**INSTRUCTION**
List each line of the data in which the string "зданий" appears.

[Begin DATASET EXTRACT]

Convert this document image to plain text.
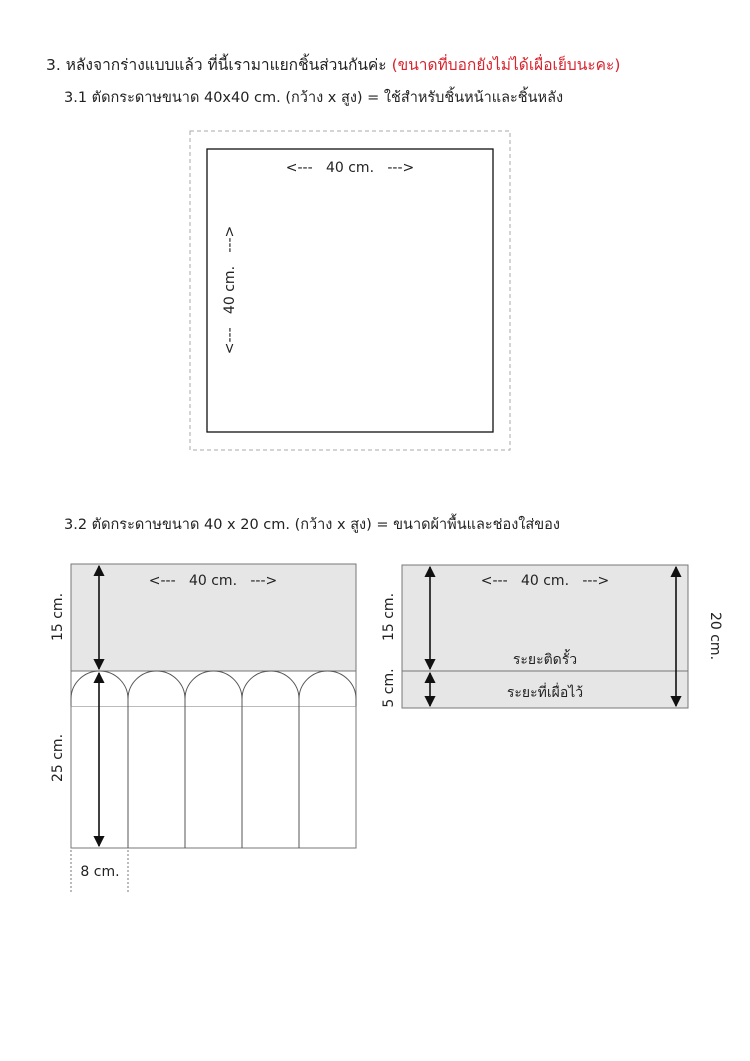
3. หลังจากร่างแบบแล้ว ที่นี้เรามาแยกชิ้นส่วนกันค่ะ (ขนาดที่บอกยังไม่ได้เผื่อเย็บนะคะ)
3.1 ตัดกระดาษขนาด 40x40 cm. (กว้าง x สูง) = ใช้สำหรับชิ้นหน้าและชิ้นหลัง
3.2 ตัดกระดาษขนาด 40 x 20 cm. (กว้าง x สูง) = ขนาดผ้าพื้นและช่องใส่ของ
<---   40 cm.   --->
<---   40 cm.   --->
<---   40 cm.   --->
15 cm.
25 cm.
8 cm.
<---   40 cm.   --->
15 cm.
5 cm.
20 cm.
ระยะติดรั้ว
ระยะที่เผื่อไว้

[End DATASET EXTRACT]
[Begin DATASET EXTRACT]

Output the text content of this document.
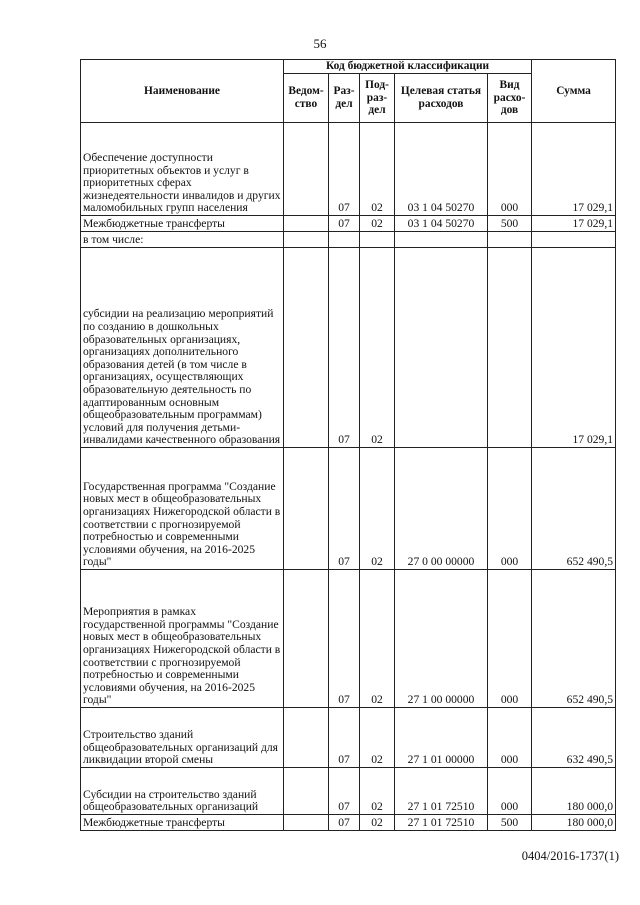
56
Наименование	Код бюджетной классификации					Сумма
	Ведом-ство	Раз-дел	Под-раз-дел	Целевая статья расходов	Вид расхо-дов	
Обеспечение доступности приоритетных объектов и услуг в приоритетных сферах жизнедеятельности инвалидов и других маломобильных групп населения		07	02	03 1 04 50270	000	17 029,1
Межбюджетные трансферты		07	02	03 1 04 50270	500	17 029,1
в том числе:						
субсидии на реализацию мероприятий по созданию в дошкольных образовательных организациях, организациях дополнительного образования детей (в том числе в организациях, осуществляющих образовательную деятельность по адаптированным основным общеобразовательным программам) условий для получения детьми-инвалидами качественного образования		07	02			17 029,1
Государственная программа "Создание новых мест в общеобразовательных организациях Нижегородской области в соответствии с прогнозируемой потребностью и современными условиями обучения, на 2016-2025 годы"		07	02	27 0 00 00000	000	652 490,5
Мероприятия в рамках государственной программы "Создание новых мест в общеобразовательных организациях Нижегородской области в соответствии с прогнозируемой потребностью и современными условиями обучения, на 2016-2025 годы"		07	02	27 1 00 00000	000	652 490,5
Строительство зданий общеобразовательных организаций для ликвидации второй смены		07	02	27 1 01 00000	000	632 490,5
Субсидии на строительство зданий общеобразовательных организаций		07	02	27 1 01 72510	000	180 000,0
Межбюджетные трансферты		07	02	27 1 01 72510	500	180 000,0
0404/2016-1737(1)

[End DATASET EXTRACT]

**RESPONSE TO THIS EXERCISE**
Строительство зданий общеобразовательных организаций для ликвидации второй смены		07	02	27 1 01 00000	000	632 490,5
Субсидии на строительство зданий общеобразовательных организаций		07	02	27 1 01 72510	000	180 000,0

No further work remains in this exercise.